### GIVEN TASK
Give an exact copy of every line, leaving images out.

** begin MATERIAL PROVIDED **

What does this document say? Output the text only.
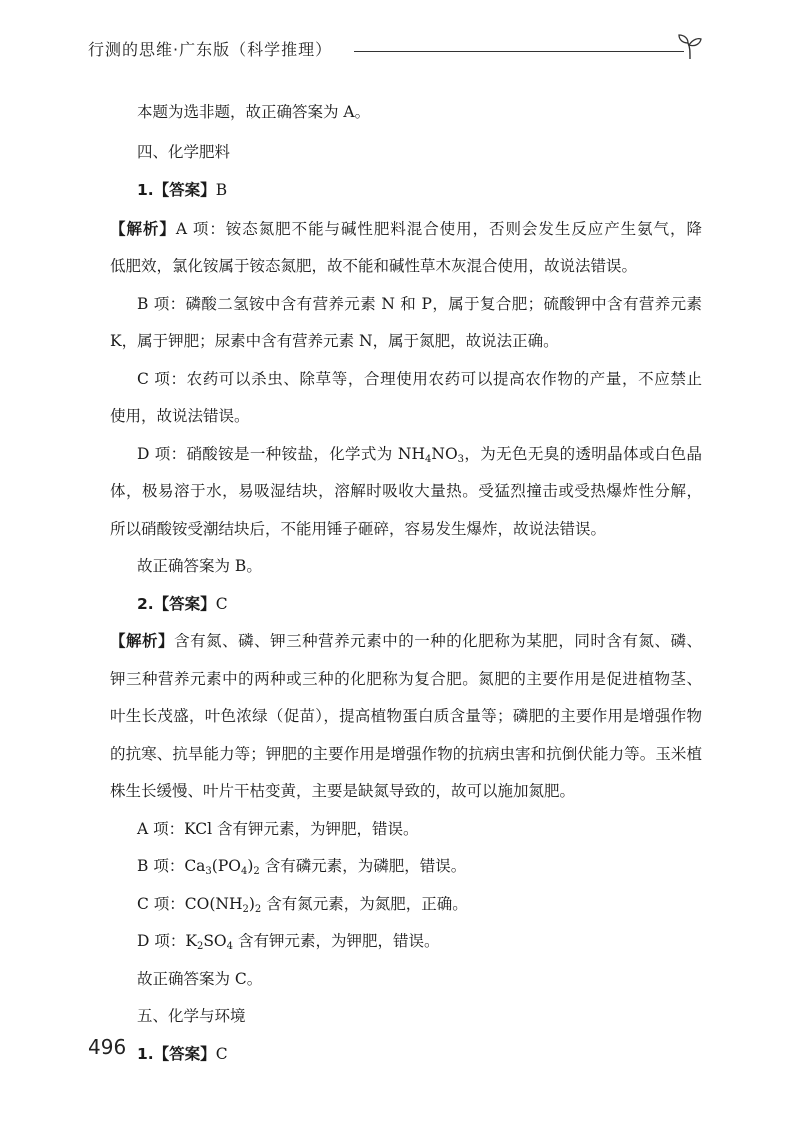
行测的思维·广东版（科学推理）
本题为选非题，故正确答案为 A。
四、化学肥料
1.【答案】B
【解析】A 项：铵态氮肥不能与碱性肥料混合使用，否则会发生反应产生氨气，降
低肥效，氯化铵属于铵态氮肥，故不能和碱性草木灰混合使用，故说法错误。
B 项：磷酸二氢铵中含有营养元素 N 和 P，属于复合肥；硫酸钾中含有营养元素
K，属于钾肥；尿素中含有营养元素 N，属于氮肥，故说法正确。
C 项：农药可以杀虫、除草等，合理使用农药可以提高农作物的产量，不应禁止
使用，故说法错误。
D 项：硝酸铵是一种铵盐，化学式为 $NH_4NO_3$，为无色无臭的透明晶体或白色晶
体，极易溶于水，易吸湿结块，溶解时吸收大量热。受猛烈撞击或受热爆炸性分解，
所以硝酸铵受潮结块后，不能用锤子砸碎，容易发生爆炸，故说法错误。
故正确答案为 B。
2.【答案】C
【解析】含有氮、磷、钾三种营养元素中的一种的化肥称为某肥，同时含有氮、磷、
钾三种营养元素中的两种或三种的化肥称为复合肥。氮肥的主要作用是促进植物茎、
叶生长茂盛，叶色浓绿（促苗），提高植物蛋白质含量等；磷肥的主要作用是增强作物
的抗寒、抗旱能力等；钾肥的主要作用是增强作物的抗病虫害和抗倒伏能力等。玉米植
株生长缓慢、叶片干枯变黄，主要是缺氮导致的，故可以施加氮肥。
A 项：KCl 含有钾元素，为钾肥，错误。
B 项：$Ca_3(PO_4)_2$ 含有磷元素，为磷肥，错误。
C 项：$CO(NH_2)_2$ 含有氮元素，为氮肥，正确。
D 项：$K_2SO_4$ 含有钾元素，为钾肥，错误。
故正确答案为 C。
五、化学与环境
1.【答案】C
496
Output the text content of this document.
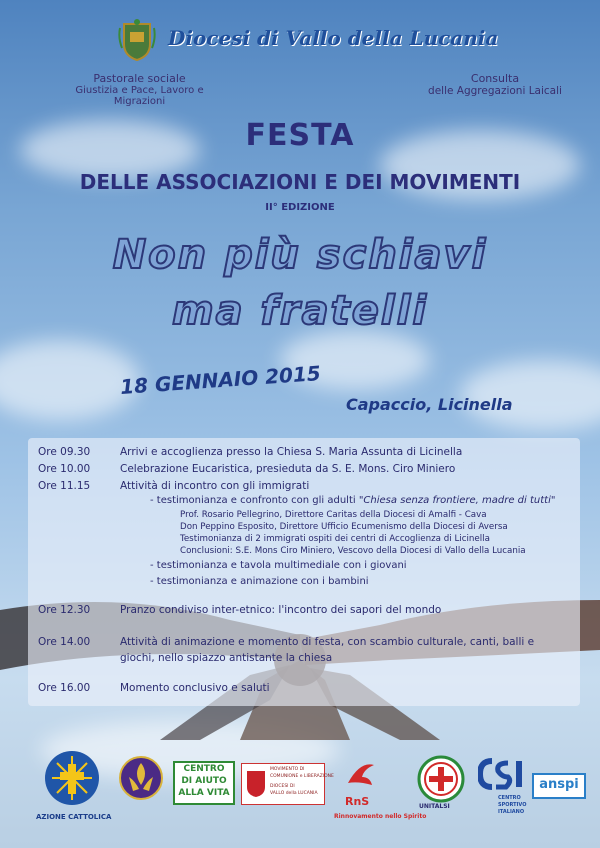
Diocesi di Vallo della Lucania
Pastorale sociale
Giustizia e Pace, Lavoro e Migrazioni
Consulta
delle Aggregazioni Laicali
FESTA
DELLE ASSOCIAZIONI E DEI MOVIMENTI
II° EDIZIONE
Non più schiavi
ma fratelli
18 GENNAIO 2015
Capaccio, Licinella
Ore 09.30	Arrivi e accoglienza presso la Chiesa S. Maria Assunta di Licinella
Ore 10.00	Celebrazione Eucaristica, presieduta da S. E. Mons. Ciro Miniero
Ore 11.15	Attività di incontro con gli immigrati
- testimonianza e confronto con gli adulti "Chiesa senza frontiere, madre di tutti"
Prof. Rosario Pellegrino, Direttore Caritas della Diocesi di Amalfi - Cava
Don Peppino Esposito, Direttore Ufficio Ecumenismo della Diocesi di Aversa
Testimonianza di 2 immigrati ospiti dei centri di Accoglienza di Licinella
Conclusioni: S.E. Mons Ciro Miniero, Vescovo della Diocesi di Vallo della Lucania
- testimonianza e tavola multimediale con i giovani
- testimonianza e animazione con i bambini
Ore 12.30	Pranzo condiviso inter-etnico: l'incontro dei sapori del mondo
Ore 14.00	Attività di animazione e momento di festa, con scambio culturale, canti, balli e
giochi, nello spiazzo antistante la chiesa
Ore 16.00	Momento conclusivo e saluti
AZIONE CATTOLICA
CENTRO
DI AIUTO
ALLA VITA
MOVIMENTO DI
COMUNIONE e LIBERAZIONE
DIOCESI DI
VALLO della LUCANIA
RnS
Rinnovamento nello Spirito
UNITALSI
CENTRO
SPORTIVO
ITALIANO
anspi
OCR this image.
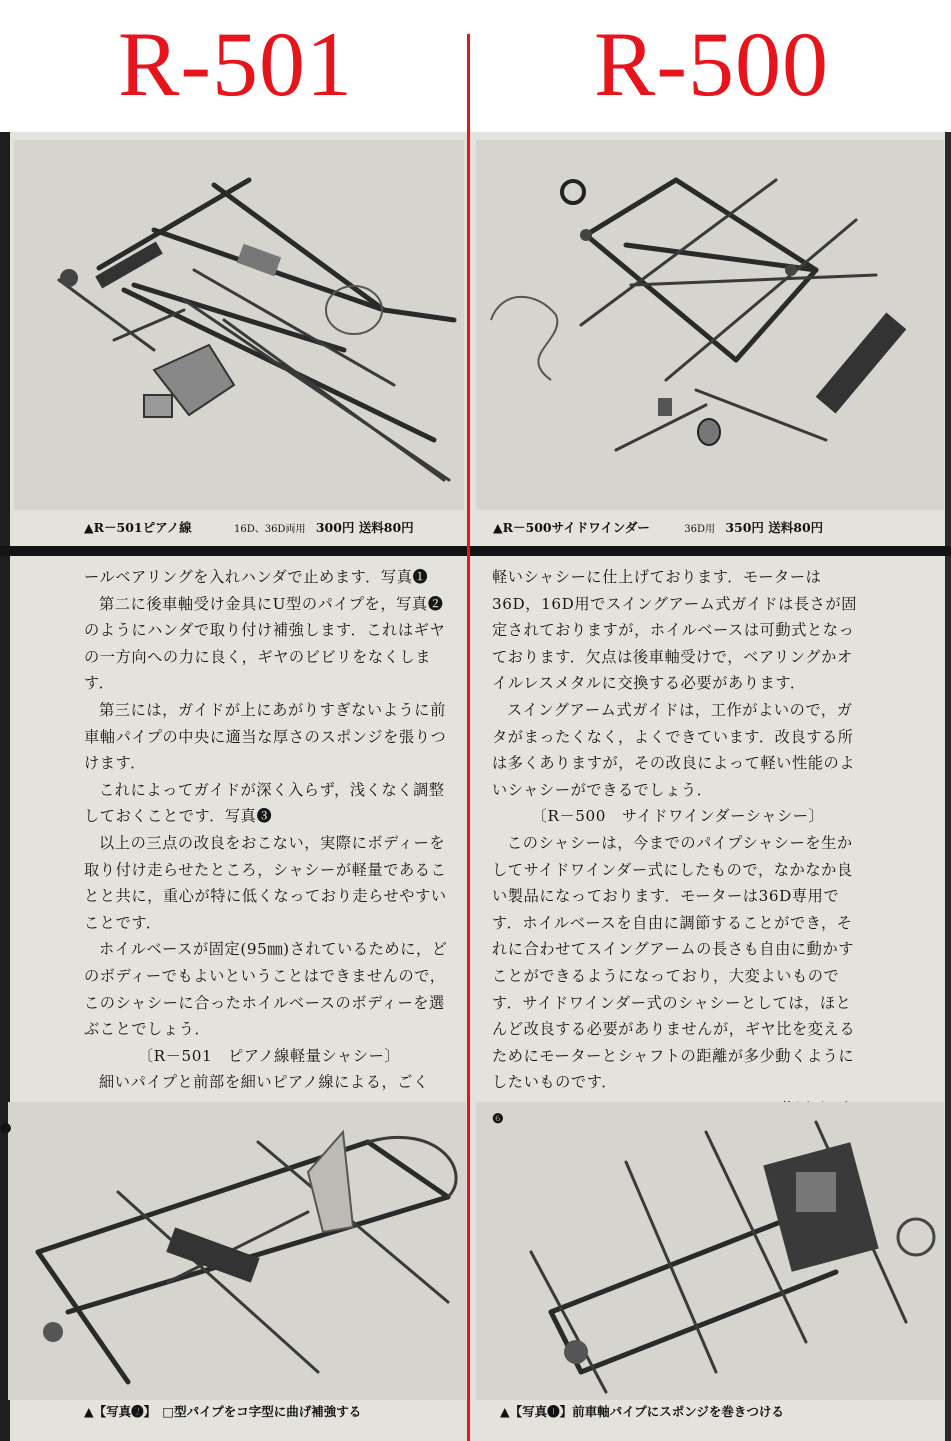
R-501	R-500
▲R－501ピアノ線	16D、36D両用 300円 送料80円	▲R－500サイドワインダー	36D用 350円 送料80円

ールベアリングを入れハンダで止めます．写真❶

第二に後車軸受け金具にU型のパイプを，写真❷のようにハンダで取り付け補強します．これはギヤの一方向への力に良く，ギヤのビビリをなくします．

第三には，ガイドが上にあがりすぎないように前車軸パイプの中央に適当な厚さのスポンジを張りつけます．

これによってガイドが深く入らず，浅くなく調整しておくことです．写真❸

以上の三点の改良をおこない，実際にボディーを取り付け走らせたところ，シャシーが軽量であることと共に，重心が特に低くなっており走らせやすいことです．

ホイルベースが固定(95㎜)されているために，どのボディーでもよいということはできませんので，このシャシーに合ったホイルベースのボディーを選ぶことでしょう．

〔R－501　ピアノ線軽量シャシー〕

細いパイプと前部を細いピアノ線による，ごく

軽いシャシーに仕上げております．モーターは36D，16D用でスイングアーム式ガイドは長さが固定されておりますが，ホイルベースは可動式となっております．欠点は後車軸受けで，ベアリングかオイルレスメタルに交換する必要があります．

スイングアーム式ガイドは，工作がよいので，ガタがまったくなく，よくできています．改良する所は多くありますが，その改良によって軽い性能のよいシャシーができるでしょう．

〔R－500　サイドワインダーシャシー〕

このシャシーは，今までのパイプシャシーを生かしてサイドワインダー式にしたもので，なかなか良い製品になっております．モーターは36D専用です．ホイルベースを自由に調節することができ，それに合わせてスイングアームの長さも自由に動かすことができるようになっており，大変よいものです．サイドワインダー式のシャシーとしては，ほとんど改良する必要がありませんが，ギヤ比を変えるためにモーターとシャフトの距離が多少動くようにしたいものです．

❷
▲【写真❷】　□型パイプをコ字型に曲げ補強する
❻
▲【写真❶】前車軸パイプにスポンジを巻きつける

** end MATERIAL PROVIDED **

### REPLY
What does this document say? Output the text only.
行测的思维·广东版（科学推理）
本题为选非题，故正确答案为 A。
四、化学肥料
1.【答案】B
【解析】A 项：铵态氮肥不能与碱性肥料混合使用，否则会发生反应产生氨气，降
低肥效，氯化铵属于铵态氮肥，故不能和碱性草木灰混合使用，故说法错误。
B 项：磷酸二氢铵中含有营养元素 N 和 P，属于复合肥；硫酸钾中含有营养元素
K，属于钾肥；尿素中含有营养元素 N，属于氮肥，故说法正确。
C 项：农药可以杀虫、除草等，合理使用农药可以提高农作物的产量，不应禁止
使用，故说法错误。
D 项：硝酸铵是一种铵盐，化学式为 $NH_4NO_3$，为无色无臭的透明晶体或白色晶
体，极易溶于水，易吸湿结块，溶解时吸收大量热。受猛烈撞击或受热爆炸性分解，
所以硝酸铵受潮结块后，不能用锤子砸碎，容易发生爆炸，故说法错误。
故正确答案为 B。
2.【答案】C
【解析】含有氮、磷、钾三种营养元素中的一种的化肥称为某肥，同时含有氮、磷、
钾三种营养元素中的两种或三种的化肥称为复合肥。氮肥的主要作用是促进植物茎、
叶生长茂盛，叶色浓绿（促苗），提高植物蛋白质含量等；磷肥的主要作用是增强作物
的抗寒、抗旱能力等；钾肥的主要作用是增强作物的抗病虫害和抗倒伏能力等。玉米植
株生长缓慢、叶片干枯变黄，主要是缺氮导致的，故可以施加氮肥。
A 项：KCl 含有钾元素，为钾肥，错误。
B 项：$Ca_3(PO_4)_2$ 含有磷元素，为磷肥，错误。
C 项：$CO(NH_2)_2$ 含有氮元素，为氮肥，正确。
D 项：$K_2SO_4$ 含有钾元素，为钾肥，错误。
故正确答案为 C。
五、化学与环境
1.【答案】C
496
Output the text content of this document.
Diocesi di Vallo della Lucania
Pastorale sociale
Giustizia e Pace, Lavoro e Migrazioni
Consulta
delle Aggregazioni Laicali
FESTA
DELLE ASSOCIAZIONI E DEI MOVIMENTI
II° EDIZIONE
Non più schiavi
ma fratelli
18 GENNAIO 2015
Capaccio, Licinella
Ore 09.30	Arrivi e accoglienza presso la Chiesa S. Maria Assunta di Licinella
Ore 10.00	Celebrazione Eucaristica, presieduta da S. E. Mons. Ciro Miniero
Ore 11.15	Attività di incontro con gli immigrati
- testimonianza e confronto con gli adulti "Chiesa senza frontiere, madre di tutti"
Prof. Rosario Pellegrino, Direttore Caritas della Diocesi di Amalfi - Cava
Don Peppino Esposito, Direttore Ufficio Ecumenismo della Diocesi di Aversa
Testimonianza di 2 immigrati ospiti dei centri di Accoglienza di Licinella
Conclusioni: S.E. Mons Ciro Miniero, Vescovo della Diocesi di Vallo della Lucania
- testimonianza e tavola multimediale con i giovani
- testimonianza e animazione con i bambini
Ore 12.30	Pranzo condiviso inter-etnico: l'incontro dei sapori del mondo
Ore 14.00	Attività di animazione e momento di festa, con scambio culturale, canti, balli e
giochi, nello spiazzo antistante la chiesa
Ore 16.00	Momento conclusivo e saluti
AZIONE CATTOLICA
CENTRO
DI AIUTO
ALLA VITA
MOVIMENTO DI
COMUNIONE e LIBERAZIONE
DIOCESI DI
VALLO della LUCANIA
RnS
Rinnovamento nello Spirito
UNITALSI
CENTRO
SPORTIVO
ITALIANO
anspi
OCR this image.
R-501	R-500
▲R－501ピアノ線	16D、36D両用 300円 送料80円	▲R－500サイドワインダー	36D用 350円 送料80円

ールベアリングを入れハンダで止めます．写真❶

第二に後車軸受け金具にU型のパイプを，写真❷のようにハンダで取り付け補強します．これはギヤの一方向への力に良く，ギヤのビビリをなくします．

第三には，ガイドが上にあがりすぎないように前車軸パイプの中央に適当な厚さのスポンジを張りつけます．

これによってガイドが深く入らず，浅くなく調整しておくことです．写真❸

以上の三点の改良をおこない，実際にボディーを取り付け走らせたところ，シャシーが軽量であることと共に，重心が特に低くなっており走らせやすいことです．

ホイルベースが固定(95㎜)されているために，どのボディーでもよいということはできませんので，このシャシーに合ったホイルベースのボディーを選ぶことでしょう．

〔R－501　ピアノ線軽量シャシー〕

細いパイプと前部を細いピアノ線による，ごく

軽いシャシーに仕上げております．モーターは36D，16D用でスイングアーム式ガイドは長さが固定されておりますが，ホイルベースは可動式となっております．欠点は後車軸受けで，ベアリングかオイルレスメタルに交換する必要があります．

スイングアーム式ガイドは，工作がよいので，ガタがまったくなく，よくできています．改良する所は多くありますが，その改良によって軽い性能のよいシャシーができるでしょう．

〔R－500　サイドワインダーシャシー〕

このシャシーは，今までのパイプシャシーを生かしてサイドワインダー式にしたもので，なかなか良い製品になっております．モーターは36D専用です．ホイルベースを自由に調節することができ，それに合わせてスイングアームの長さも自由に動かすことができるようになっており，大変よいものです．サイドワインダー式のシャシーとしては，ほとんど改良する必要がありませんが，ギヤ比を変えるためにモーターとシャフトの距離が多少動くようにしたいものです．

❷
▲【写真❷】　□型パイプをコ字型に曲げ補強する
❻
▲【写真❶】前車軸パイプにスポンジを巻きつける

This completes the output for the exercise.